Hi, all
I hava read the source code of sanlock some days. But I have a question, it is that why scsi command was not used in the 'diskio.c'? The scsi command can catch much more exception the io.
Could someone help me?
diskio.c
/* write aligned io buffer */
int write_iobuf(int fd, uint64_t offset, char *iobuf, int iobuf_len, struct task *task, int ioto) { if (task && task->use_aio == 1) return do_write_aio_linux(fd, offset, iobuf, iobuf_len, task, ioto); else if (task && task->use_aio == 2) return do_write_aio_posix(fd, offset, iobuf, iobuf_len, task, ioto); else return do_write(fd, offset, iobuf, iobuf_len, task); }
On Fri, Jun 07, 2013 at 12:11:46AM +0800, tsiren tsi wrote:
Hi, all
I hava read the source code of sanlock some days. But I have a question, it is that why scsi command was not used in the 'diskio.c'? The scsi command can catch much more exception the io.
Could someone help me?
Hi,
How would you use a scsi command here?
If we did get more exception information, what would you use it for?

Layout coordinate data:

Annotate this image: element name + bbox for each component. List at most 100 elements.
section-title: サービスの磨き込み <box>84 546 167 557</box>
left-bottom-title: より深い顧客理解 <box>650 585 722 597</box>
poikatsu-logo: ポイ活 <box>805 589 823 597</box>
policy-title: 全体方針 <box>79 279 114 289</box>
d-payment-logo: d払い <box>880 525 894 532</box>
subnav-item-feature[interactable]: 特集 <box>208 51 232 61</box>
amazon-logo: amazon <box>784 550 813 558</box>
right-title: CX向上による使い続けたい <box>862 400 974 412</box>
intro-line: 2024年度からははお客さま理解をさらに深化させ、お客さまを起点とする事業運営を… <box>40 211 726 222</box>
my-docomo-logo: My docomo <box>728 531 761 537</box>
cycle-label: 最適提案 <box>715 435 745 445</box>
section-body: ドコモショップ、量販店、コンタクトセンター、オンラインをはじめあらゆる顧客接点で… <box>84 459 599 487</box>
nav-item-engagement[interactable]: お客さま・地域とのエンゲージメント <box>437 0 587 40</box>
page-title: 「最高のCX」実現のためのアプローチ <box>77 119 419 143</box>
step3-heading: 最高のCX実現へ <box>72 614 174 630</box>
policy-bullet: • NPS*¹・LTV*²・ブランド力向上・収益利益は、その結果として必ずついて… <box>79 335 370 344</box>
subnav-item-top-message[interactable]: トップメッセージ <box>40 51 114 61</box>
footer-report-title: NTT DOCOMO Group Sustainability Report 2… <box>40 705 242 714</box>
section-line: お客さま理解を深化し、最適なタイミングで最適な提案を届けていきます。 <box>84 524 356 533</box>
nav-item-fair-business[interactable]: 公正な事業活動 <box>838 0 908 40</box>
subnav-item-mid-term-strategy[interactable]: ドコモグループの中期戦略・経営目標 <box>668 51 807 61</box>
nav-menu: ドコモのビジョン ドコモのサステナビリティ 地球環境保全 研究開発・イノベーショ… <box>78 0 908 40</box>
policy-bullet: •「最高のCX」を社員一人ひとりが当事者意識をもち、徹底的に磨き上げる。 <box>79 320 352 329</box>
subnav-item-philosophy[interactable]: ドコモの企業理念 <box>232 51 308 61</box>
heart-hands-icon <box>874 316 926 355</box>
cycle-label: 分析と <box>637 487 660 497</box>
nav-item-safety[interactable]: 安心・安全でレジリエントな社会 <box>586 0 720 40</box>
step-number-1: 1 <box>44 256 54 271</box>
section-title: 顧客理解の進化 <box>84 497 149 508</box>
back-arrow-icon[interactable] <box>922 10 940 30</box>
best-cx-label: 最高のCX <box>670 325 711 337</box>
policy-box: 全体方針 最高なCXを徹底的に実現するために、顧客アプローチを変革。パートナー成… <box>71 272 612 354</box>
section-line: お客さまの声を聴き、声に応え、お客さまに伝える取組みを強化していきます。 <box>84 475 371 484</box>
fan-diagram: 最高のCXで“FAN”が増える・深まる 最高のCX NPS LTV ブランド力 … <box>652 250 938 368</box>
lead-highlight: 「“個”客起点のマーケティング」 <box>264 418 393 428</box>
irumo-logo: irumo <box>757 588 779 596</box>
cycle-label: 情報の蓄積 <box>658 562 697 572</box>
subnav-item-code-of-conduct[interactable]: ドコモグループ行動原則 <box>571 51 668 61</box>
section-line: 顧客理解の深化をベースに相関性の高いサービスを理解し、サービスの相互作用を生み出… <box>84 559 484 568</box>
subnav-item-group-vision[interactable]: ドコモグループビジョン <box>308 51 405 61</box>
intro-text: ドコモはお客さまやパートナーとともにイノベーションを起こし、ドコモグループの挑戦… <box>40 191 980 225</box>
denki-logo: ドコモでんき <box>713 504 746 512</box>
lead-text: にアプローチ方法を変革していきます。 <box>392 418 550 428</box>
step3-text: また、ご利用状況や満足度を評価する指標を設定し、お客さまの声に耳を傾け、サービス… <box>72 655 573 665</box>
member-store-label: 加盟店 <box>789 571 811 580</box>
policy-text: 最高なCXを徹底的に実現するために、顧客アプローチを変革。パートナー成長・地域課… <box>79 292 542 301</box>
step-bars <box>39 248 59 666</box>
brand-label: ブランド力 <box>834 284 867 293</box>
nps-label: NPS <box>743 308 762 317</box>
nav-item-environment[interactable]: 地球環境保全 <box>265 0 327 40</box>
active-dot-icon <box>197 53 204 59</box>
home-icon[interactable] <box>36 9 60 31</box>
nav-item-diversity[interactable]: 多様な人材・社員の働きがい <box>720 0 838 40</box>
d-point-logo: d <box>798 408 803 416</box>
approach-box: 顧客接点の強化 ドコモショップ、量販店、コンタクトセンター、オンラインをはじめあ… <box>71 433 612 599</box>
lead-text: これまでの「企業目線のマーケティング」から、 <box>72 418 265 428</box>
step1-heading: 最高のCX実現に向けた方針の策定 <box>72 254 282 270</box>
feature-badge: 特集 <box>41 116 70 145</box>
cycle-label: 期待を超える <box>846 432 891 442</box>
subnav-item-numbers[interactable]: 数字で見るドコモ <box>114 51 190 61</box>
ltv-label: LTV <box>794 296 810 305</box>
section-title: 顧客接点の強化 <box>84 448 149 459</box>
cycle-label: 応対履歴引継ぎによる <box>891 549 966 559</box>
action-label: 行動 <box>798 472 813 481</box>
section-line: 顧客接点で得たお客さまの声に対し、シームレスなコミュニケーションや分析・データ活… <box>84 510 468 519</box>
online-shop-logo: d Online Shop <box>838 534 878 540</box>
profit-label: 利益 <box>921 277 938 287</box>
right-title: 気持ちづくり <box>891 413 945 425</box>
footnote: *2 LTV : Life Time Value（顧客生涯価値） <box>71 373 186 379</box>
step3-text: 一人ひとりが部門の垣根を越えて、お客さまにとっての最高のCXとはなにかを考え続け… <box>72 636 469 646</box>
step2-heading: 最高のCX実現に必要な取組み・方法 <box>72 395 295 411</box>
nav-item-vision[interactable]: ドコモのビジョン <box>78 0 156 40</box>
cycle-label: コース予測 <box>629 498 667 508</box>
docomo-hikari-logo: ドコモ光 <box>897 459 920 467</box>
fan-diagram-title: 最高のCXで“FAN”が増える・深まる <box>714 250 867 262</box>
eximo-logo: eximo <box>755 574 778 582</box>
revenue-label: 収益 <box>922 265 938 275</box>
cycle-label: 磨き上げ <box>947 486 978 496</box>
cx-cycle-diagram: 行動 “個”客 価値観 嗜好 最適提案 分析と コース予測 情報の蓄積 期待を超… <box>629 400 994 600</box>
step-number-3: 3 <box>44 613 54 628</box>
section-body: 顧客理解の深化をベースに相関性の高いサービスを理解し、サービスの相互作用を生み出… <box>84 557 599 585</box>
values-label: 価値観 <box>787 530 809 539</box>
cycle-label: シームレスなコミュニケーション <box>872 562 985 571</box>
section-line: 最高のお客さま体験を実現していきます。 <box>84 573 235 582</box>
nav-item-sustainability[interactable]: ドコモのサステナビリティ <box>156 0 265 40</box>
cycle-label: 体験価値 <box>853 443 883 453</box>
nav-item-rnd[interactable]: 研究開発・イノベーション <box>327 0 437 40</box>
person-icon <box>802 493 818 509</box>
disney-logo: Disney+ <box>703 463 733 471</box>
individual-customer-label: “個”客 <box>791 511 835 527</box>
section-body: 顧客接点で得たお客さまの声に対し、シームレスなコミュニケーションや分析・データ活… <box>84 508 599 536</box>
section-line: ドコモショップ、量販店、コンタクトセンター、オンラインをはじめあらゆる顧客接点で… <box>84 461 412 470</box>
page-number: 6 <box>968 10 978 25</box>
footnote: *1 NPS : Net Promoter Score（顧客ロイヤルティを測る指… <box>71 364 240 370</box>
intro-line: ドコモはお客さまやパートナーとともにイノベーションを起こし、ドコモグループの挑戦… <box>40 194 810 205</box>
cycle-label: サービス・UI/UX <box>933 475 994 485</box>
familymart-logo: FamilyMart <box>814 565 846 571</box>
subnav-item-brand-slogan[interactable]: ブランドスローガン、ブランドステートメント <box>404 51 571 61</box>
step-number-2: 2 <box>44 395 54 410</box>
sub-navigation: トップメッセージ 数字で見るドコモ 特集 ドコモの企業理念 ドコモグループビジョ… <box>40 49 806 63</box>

● **Work instructions**
1. Translate this sentence from the sanlock thread into Spanish: "How would you use a scsi command here?"
2. In the sanlock thread's write_iobuf code, which function is called when task->use_aio equals 2?

● **Results of the exercise**
1. ¿Cómo usarías un comando scsi aquí?

2. do_write_aio_posix